* What needs to be done *
Reproduce the records below verbatim, every line from first to last, with no character changed.

* Entries provided *
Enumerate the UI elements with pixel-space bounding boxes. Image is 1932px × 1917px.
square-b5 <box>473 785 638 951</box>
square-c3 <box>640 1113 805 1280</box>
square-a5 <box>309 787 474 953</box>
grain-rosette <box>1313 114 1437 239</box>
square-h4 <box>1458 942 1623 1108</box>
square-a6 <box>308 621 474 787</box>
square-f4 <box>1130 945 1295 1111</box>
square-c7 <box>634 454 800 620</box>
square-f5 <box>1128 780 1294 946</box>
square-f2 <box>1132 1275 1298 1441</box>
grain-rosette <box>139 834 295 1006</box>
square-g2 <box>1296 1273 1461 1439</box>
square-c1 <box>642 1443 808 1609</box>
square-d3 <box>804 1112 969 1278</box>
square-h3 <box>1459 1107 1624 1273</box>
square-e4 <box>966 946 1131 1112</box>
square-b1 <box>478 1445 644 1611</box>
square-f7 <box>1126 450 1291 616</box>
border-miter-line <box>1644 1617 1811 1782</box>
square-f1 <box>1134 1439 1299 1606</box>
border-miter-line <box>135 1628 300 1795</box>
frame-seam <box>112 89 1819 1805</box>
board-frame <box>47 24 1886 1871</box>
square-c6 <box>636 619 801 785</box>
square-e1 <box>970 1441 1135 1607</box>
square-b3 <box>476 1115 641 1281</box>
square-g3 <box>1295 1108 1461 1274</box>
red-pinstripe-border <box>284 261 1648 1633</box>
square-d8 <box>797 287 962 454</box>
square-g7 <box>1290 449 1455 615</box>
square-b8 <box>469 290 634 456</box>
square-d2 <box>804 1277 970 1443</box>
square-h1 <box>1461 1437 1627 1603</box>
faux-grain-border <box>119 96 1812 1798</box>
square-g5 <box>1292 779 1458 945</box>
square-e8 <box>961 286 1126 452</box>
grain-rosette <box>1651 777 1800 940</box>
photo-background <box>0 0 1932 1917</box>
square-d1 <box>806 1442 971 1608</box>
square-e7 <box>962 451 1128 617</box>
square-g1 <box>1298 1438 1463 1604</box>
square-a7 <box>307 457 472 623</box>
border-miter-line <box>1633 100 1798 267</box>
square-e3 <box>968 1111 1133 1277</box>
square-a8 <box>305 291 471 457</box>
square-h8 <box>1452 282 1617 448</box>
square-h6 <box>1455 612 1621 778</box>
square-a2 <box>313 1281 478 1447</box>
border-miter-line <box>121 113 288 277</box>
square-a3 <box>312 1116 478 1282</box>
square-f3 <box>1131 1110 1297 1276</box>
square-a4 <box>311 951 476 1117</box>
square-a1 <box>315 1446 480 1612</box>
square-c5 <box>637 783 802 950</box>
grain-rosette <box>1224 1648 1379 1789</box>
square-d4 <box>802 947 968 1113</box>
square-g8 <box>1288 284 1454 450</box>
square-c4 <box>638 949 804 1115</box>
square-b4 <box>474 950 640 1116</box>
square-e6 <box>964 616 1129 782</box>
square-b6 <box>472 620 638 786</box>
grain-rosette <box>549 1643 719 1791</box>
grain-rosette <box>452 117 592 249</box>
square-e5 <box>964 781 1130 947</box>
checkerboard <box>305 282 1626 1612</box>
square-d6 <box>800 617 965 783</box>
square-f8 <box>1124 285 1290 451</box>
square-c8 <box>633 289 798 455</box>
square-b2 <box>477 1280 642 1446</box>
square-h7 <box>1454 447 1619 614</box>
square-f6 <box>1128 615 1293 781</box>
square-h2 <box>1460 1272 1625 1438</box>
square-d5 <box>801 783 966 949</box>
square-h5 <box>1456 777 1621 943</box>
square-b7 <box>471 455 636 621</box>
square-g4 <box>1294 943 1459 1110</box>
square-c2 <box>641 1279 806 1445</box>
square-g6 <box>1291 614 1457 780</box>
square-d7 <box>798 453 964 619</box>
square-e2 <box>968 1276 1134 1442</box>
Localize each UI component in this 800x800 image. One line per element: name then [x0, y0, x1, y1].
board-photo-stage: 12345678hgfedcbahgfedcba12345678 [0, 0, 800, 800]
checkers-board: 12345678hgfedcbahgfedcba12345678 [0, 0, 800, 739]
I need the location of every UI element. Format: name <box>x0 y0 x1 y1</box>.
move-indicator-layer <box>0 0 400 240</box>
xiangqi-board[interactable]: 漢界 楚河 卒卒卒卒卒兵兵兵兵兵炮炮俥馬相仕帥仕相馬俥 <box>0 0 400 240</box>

* Reply *
Enumerate the UI elements with pixel-space bounding boxes. Image is 1932px × 1917px.
square-b5 <box>473 785 638 951</box>
square-c3 <box>640 1113 805 1280</box>
square-a5 <box>309 787 474 953</box>
grain-rosette <box>1313 114 1437 239</box>
square-h4 <box>1458 942 1623 1108</box>
square-a6 <box>308 621 474 787</box>
square-f4 <box>1130 945 1295 1111</box>
square-c7 <box>634 454 800 620</box>
square-f5 <box>1128 780 1294 946</box>
square-f2 <box>1132 1275 1298 1441</box>
grain-rosette <box>139 834 295 1006</box>
square-g2 <box>1296 1273 1461 1439</box>
square-c1 <box>642 1443 808 1609</box>
square-d3 <box>804 1112 969 1278</box>
square-h3 <box>1459 1107 1624 1273</box>
square-e4 <box>966 946 1131 1112</box>
square-b1 <box>478 1445 644 1611</box>
square-f7 <box>1126 450 1291 616</box>
border-miter-line <box>1644 1617 1811 1782</box>
square-f1 <box>1134 1439 1299 1606</box>
border-miter-line <box>135 1628 300 1795</box>
frame-seam <box>112 89 1819 1805</box>
board-frame <box>47 24 1886 1871</box>
square-c6 <box>636 619 801 785</box>
square-e1 <box>970 1441 1135 1607</box>
square-b3 <box>476 1115 641 1281</box>
square-g3 <box>1295 1108 1461 1274</box>
red-pinstripe-border <box>284 261 1648 1633</box>
square-d8 <box>797 287 962 454</box>
square-g7 <box>1290 449 1455 615</box>
square-b8 <box>469 290 634 456</box>
square-d2 <box>804 1277 970 1443</box>
square-h1 <box>1461 1437 1627 1603</box>
faux-grain-border <box>119 96 1812 1798</box>
square-g5 <box>1292 779 1458 945</box>
square-e8 <box>961 286 1126 452</box>
grain-rosette <box>1651 777 1800 940</box>
photo-background <box>0 0 1932 1917</box>
square-d1 <box>806 1442 971 1608</box>
square-e7 <box>962 451 1128 617</box>
square-g1 <box>1298 1438 1463 1604</box>
square-a7 <box>307 457 472 623</box>
border-miter-line <box>1633 100 1798 267</box>
square-e3 <box>968 1111 1133 1277</box>
square-a8 <box>305 291 471 457</box>
square-h8 <box>1452 282 1617 448</box>
square-h6 <box>1455 612 1621 778</box>
square-a2 <box>313 1281 478 1447</box>
border-miter-line <box>121 113 288 277</box>
square-a3 <box>312 1116 478 1282</box>
square-f3 <box>1131 1110 1297 1276</box>
square-a4 <box>311 951 476 1117</box>
square-a1 <box>315 1446 480 1612</box>
square-c5 <box>637 783 802 950</box>
grain-rosette <box>1224 1648 1379 1789</box>
square-d4 <box>802 947 968 1113</box>
square-g8 <box>1288 284 1454 450</box>
square-c4 <box>638 949 804 1115</box>
square-b4 <box>474 950 640 1116</box>
square-e6 <box>964 616 1129 782</box>
square-b6 <box>472 620 638 786</box>
grain-rosette <box>549 1643 719 1791</box>
grain-rosette <box>452 117 592 249</box>
square-e5 <box>964 781 1130 947</box>
checkerboard <box>305 282 1626 1612</box>
square-d6 <box>800 617 965 783</box>
square-f8 <box>1124 285 1290 451</box>
square-c8 <box>633 289 798 455</box>
square-b2 <box>477 1280 642 1446</box>
square-h7 <box>1454 447 1619 614</box>
square-f6 <box>1128 615 1293 781</box>
square-h2 <box>1460 1272 1625 1438</box>
square-d5 <box>801 783 966 949</box>
square-h5 <box>1456 777 1621 943</box>
square-b7 <box>471 455 636 621</box>
square-g4 <box>1294 943 1459 1110</box>
square-c2 <box>641 1279 806 1445</box>
square-g6 <box>1291 614 1457 780</box>
square-d7 <box>798 453 964 619</box>
square-e2 <box>968 1276 1134 1442</box>
Localize each UI component in this 800x800 image. One line per element: name then [x0, y0, x1, y1].
board-photo-stage: 12345678hgfedcbahgfedcba12345678 [0, 0, 800, 800]
checkers-board: 12345678hgfedcbahgfedcba12345678 [0, 0, 800, 739]
I need the location of every UI element. Format: name <box>x0 y0 x1 y1</box>.
move-indicator-layer <box>0 0 400 240</box>
xiangqi-board[interactable]: 漢界 楚河 卒卒卒卒卒兵兵兵兵兵炮炮俥馬相仕帥仕相馬俥 <box>0 0 400 240</box>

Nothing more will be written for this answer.